#### Problem description:
Please write out the data below again, substituting "Open Command" for every "Trip Signal" and keeping everything else the same.

#### Dataset entries:
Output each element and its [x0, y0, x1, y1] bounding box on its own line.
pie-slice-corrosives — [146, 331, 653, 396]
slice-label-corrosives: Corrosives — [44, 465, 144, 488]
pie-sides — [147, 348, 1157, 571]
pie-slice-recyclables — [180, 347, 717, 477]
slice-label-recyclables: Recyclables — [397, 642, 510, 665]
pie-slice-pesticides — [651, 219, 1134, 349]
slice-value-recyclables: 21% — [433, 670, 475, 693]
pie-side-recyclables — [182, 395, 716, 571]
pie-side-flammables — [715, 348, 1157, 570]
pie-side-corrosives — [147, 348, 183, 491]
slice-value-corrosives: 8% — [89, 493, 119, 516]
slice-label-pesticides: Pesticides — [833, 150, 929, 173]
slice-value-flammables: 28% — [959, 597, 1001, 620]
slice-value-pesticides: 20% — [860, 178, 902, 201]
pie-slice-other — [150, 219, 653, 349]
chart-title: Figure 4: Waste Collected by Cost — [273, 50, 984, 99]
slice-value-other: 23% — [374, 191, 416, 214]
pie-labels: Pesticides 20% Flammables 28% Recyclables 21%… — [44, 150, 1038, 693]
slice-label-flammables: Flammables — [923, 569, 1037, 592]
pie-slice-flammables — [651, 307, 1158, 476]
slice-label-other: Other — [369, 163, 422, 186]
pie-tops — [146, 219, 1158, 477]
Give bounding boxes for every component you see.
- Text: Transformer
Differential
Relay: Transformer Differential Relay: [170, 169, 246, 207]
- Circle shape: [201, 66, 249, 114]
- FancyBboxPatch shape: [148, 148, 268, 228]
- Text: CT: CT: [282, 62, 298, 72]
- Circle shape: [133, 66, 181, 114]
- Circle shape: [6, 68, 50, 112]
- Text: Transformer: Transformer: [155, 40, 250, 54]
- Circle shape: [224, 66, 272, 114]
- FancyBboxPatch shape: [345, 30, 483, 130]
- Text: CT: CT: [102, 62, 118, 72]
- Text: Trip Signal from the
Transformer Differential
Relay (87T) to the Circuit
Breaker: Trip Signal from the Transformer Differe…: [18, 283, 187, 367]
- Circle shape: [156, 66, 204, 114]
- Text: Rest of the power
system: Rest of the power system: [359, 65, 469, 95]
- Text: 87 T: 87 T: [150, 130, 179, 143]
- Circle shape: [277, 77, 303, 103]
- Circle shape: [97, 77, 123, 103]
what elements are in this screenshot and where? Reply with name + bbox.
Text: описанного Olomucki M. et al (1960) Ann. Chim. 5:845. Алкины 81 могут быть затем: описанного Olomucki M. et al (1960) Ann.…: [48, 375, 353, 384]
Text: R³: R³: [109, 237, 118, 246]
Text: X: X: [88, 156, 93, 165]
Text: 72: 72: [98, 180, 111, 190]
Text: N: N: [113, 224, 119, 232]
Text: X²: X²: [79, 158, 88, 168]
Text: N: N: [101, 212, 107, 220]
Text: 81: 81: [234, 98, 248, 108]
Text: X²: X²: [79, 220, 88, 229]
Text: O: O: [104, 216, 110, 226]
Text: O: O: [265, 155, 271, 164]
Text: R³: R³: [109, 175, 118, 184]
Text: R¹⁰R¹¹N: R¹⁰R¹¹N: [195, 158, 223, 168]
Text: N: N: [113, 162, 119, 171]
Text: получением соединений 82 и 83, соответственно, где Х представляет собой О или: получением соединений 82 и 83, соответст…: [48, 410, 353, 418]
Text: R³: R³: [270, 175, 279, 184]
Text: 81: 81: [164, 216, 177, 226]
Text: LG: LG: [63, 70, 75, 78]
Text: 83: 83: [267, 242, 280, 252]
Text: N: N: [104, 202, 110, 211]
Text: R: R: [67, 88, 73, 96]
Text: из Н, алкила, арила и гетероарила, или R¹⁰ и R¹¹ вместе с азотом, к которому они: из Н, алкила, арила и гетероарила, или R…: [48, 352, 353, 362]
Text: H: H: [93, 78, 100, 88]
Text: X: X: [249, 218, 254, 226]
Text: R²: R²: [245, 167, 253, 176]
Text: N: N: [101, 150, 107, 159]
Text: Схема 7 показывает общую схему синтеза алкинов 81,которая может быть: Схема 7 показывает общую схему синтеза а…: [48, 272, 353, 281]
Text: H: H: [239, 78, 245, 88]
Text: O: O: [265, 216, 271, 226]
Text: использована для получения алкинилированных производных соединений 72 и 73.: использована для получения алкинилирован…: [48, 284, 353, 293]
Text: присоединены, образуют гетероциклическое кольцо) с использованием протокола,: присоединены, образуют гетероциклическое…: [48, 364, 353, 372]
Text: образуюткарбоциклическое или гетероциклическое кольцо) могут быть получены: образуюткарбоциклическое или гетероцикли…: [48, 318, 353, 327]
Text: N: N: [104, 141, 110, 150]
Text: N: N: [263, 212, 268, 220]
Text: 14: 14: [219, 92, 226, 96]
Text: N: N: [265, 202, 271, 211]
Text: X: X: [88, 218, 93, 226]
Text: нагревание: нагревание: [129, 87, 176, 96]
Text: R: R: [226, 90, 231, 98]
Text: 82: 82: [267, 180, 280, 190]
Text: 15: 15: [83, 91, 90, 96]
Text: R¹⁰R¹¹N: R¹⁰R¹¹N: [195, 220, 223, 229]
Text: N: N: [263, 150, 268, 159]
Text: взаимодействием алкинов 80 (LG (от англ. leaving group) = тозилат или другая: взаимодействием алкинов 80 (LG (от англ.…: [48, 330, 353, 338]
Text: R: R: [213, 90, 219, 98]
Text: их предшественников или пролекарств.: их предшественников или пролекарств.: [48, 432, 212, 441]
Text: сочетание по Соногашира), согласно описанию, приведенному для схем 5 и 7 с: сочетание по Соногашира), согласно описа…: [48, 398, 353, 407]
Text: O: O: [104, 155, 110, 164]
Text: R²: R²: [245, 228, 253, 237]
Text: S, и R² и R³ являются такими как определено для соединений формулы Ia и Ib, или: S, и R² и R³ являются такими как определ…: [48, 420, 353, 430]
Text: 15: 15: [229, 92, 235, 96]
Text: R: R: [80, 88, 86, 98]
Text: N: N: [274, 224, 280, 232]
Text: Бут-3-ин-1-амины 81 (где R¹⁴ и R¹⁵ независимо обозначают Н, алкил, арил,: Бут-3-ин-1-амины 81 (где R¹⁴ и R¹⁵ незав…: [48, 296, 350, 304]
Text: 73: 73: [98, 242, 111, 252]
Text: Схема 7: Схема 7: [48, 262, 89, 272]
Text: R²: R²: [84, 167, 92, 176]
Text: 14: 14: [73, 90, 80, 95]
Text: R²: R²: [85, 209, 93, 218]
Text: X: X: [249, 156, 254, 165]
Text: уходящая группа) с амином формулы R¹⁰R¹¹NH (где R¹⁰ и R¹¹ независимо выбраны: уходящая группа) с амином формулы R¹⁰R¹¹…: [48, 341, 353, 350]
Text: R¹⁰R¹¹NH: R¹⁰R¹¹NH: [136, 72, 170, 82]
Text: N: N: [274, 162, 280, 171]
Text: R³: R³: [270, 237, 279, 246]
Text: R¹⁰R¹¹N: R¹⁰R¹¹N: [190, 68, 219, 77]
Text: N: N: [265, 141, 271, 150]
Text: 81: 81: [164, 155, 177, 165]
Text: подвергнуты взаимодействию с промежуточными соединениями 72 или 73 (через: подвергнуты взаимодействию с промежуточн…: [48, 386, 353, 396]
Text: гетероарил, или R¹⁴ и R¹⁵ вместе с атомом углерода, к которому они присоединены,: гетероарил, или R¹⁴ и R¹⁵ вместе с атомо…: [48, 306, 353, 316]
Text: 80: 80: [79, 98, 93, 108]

#### Final result:
Output each element and its [x0, y0, x1, y1] bounding box on its own line.
pie-slice-corrosives — [146, 331, 653, 396]
slice-label-corrosives: Corrosives — [44, 465, 144, 488]
pie-sides — [147, 348, 1157, 571]
pie-slice-recyclables — [180, 347, 717, 477]
slice-label-recyclables: Recyclables — [397, 642, 510, 665]
pie-slice-pesticides — [651, 219, 1134, 349]
slice-value-recyclables: 21% — [433, 670, 475, 693]
pie-side-recyclables — [182, 395, 716, 571]
pie-side-flammables — [715, 348, 1157, 570]
pie-side-corrosives — [147, 348, 183, 491]
slice-value-corrosives: 8% — [89, 493, 119, 516]
slice-label-pesticides: Pesticides — [833, 150, 929, 173]
slice-value-flammables: 28% — [959, 597, 1001, 620]
slice-value-pesticides: 20% — [860, 178, 902, 201]
pie-slice-other — [150, 219, 653, 349]
chart-title: Figure 4: Waste Collected by Cost — [273, 50, 984, 99]
slice-value-other: 23% — [374, 191, 416, 214]
pie-labels: Pesticides 20% Flammables 28% Recyclables 21%… — [44, 150, 1038, 693]
slice-label-flammables: Flammables — [923, 569, 1037, 592]
pie-slice-flammables — [651, 307, 1158, 476]
slice-label-other: Other — [369, 163, 422, 186]
pie-tops — [146, 219, 1158, 477]
Give bounding boxes for every component you see.
- Text: Transformer
Differential
Relay: Transformer Differential Relay: [170, 169, 246, 207]
- Circle shape: [201, 66, 249, 114]
- FancyBboxPatch shape: [148, 148, 268, 228]
- Text: CT: CT: [282, 62, 298, 72]
- Circle shape: [133, 66, 181, 114]
- Circle shape: [6, 68, 50, 112]
- Text: Transformer: Transformer: [155, 40, 250, 54]
- Circle shape: [224, 66, 272, 114]
- FancyBboxPatch shape: [345, 30, 483, 130]
- Text: CT: CT: [102, 62, 118, 72]
- Text: Open Command from the
Transformer Differential
Relay (87T) to the Circuit
Breaker: Open Command from the Transformer Differe…: [18, 283, 187, 367]
- Circle shape: [156, 66, 204, 114]
- Text: Rest of the power
system: Rest of the power system: [359, 65, 469, 95]
- Text: 87 T: 87 T: [150, 130, 179, 143]
- Circle shape: [277, 77, 303, 103]
- Circle shape: [97, 77, 123, 103]
what elements are in this screenshot and where? Reply with name + bbox.
Text: описанного Olomucki M. et al (1960) Ann. Chim. 5:845. Алкины 81 могут быть затем: описанного Olomucki M. et al (1960) Ann.…: [48, 375, 353, 384]
Text: R³: R³: [109, 237, 118, 246]
Text: X: X: [88, 156, 93, 165]
Text: 72: 72: [98, 180, 111, 190]
Text: N: N: [113, 224, 119, 232]
Text: X²: X²: [79, 158, 88, 168]
Text: N: N: [101, 212, 107, 220]
Text: 81: 81: [234, 98, 248, 108]
Text: X²: X²: [79, 220, 88, 229]
Text: O: O: [104, 216, 110, 226]
Text: O: O: [265, 155, 271, 164]
Text: R³: R³: [109, 175, 118, 184]
Text: R¹⁰R¹¹N: R¹⁰R¹¹N: [195, 158, 223, 168]
Text: N: N: [113, 162, 119, 171]
Text: получением соединений 82 и 83, соответственно, где Х представляет собой О или: получением соединений 82 и 83, соответст…: [48, 410, 353, 418]
Text: R³: R³: [270, 175, 279, 184]
Text: 81: 81: [164, 216, 177, 226]
Text: LG: LG: [63, 70, 75, 78]
Text: 83: 83: [267, 242, 280, 252]
Text: N: N: [104, 202, 110, 211]
Text: R: R: [67, 88, 73, 96]
Text: из Н, алкила, арила и гетероарила, или R¹⁰ и R¹¹ вместе с азотом, к которому они: из Н, алкила, арила и гетероарила, или R…: [48, 352, 353, 362]
Text: H: H: [93, 78, 100, 88]
Text: X: X: [249, 218, 254, 226]
Text: R²: R²: [245, 167, 253, 176]
Text: N: N: [101, 150, 107, 159]
Text: Схема 7 показывает общую схему синтеза алкинов 81,которая может быть: Схема 7 показывает общую схему синтеза а…: [48, 272, 353, 281]
Text: H: H: [239, 78, 245, 88]
Text: O: O: [265, 216, 271, 226]
Text: использована для получения алкинилированных производных соединений 72 и 73.: использована для получения алкинилирован…: [48, 284, 353, 293]
Text: присоединены, образуют гетероциклическое кольцо) с использованием протокола,: присоединены, образуют гетероциклическое…: [48, 364, 353, 372]
Text: образуюткарбоциклическое или гетероциклическое кольцо) могут быть получены: образуюткарбоциклическое или гетероцикли…: [48, 318, 353, 327]
Text: N: N: [104, 141, 110, 150]
Text: N: N: [263, 212, 268, 220]
Text: 14: 14: [219, 92, 226, 96]
Text: N: N: [265, 202, 271, 211]
Text: X: X: [88, 218, 93, 226]
Text: нагревание: нагревание: [129, 87, 176, 96]
Text: R: R: [226, 90, 231, 98]
Text: 82: 82: [267, 180, 280, 190]
Text: 15: 15: [83, 91, 90, 96]
Text: R¹⁰R¹¹N: R¹⁰R¹¹N: [195, 220, 223, 229]
Text: N: N: [263, 150, 268, 159]
Text: взаимодействием алкинов 80 (LG (от англ. leaving group) = тозилат или другая: взаимодействием алкинов 80 (LG (от англ.…: [48, 330, 353, 338]
Text: R: R: [213, 90, 219, 98]
Text: их предшественников или пролекарств.: их предшественников или пролекарств.: [48, 432, 212, 441]
Text: сочетание по Соногашира), согласно описанию, приведенному для схем 5 и 7 с: сочетание по Соногашира), согласно описа…: [48, 398, 353, 407]
Text: O: O: [104, 155, 110, 164]
Text: R²: R²: [245, 228, 253, 237]
Text: S, и R² и R³ являются такими как определено для соединений формулы Ia и Ib, или: S, и R² и R³ являются такими как определ…: [48, 420, 353, 430]
Text: 15: 15: [229, 92, 235, 96]
Text: R: R: [80, 88, 86, 98]
Text: N: N: [274, 224, 280, 232]
Text: Бут-3-ин-1-амины 81 (где R¹⁴ и R¹⁵ независимо обозначают Н, алкил, арил,: Бут-3-ин-1-амины 81 (где R¹⁴ и R¹⁵ незав…: [48, 296, 350, 304]
Text: 73: 73: [98, 242, 111, 252]
Text: Схема 7: Схема 7: [48, 262, 89, 272]
Text: R²: R²: [84, 167, 92, 176]
Text: 14: 14: [73, 90, 80, 95]
Text: R²: R²: [85, 209, 93, 218]
Text: X: X: [249, 156, 254, 165]
Text: уходящая группа) с амином формулы R¹⁰R¹¹NH (где R¹⁰ и R¹¹ независимо выбраны: уходящая группа) с амином формулы R¹⁰R¹¹…: [48, 341, 353, 350]
Text: R¹⁰R¹¹NH: R¹⁰R¹¹NH: [136, 72, 170, 82]
Text: N: N: [274, 162, 280, 171]
Text: R³: R³: [270, 237, 279, 246]
Text: R¹⁰R¹¹N: R¹⁰R¹¹N: [190, 68, 219, 77]
Text: N: N: [265, 141, 271, 150]
Text: 81: 81: [164, 155, 177, 165]
Text: подвергнуты взаимодействию с промежуточными соединениями 72 или 73 (через: подвергнуты взаимодействию с промежуточн…: [48, 386, 353, 396]
Text: гетероарил, или R¹⁴ и R¹⁵ вместе с атомом углерода, к которому они присоединены,: гетероарил, или R¹⁴ и R¹⁵ вместе с атомо…: [48, 306, 353, 316]
Text: 80: 80: [79, 98, 93, 108]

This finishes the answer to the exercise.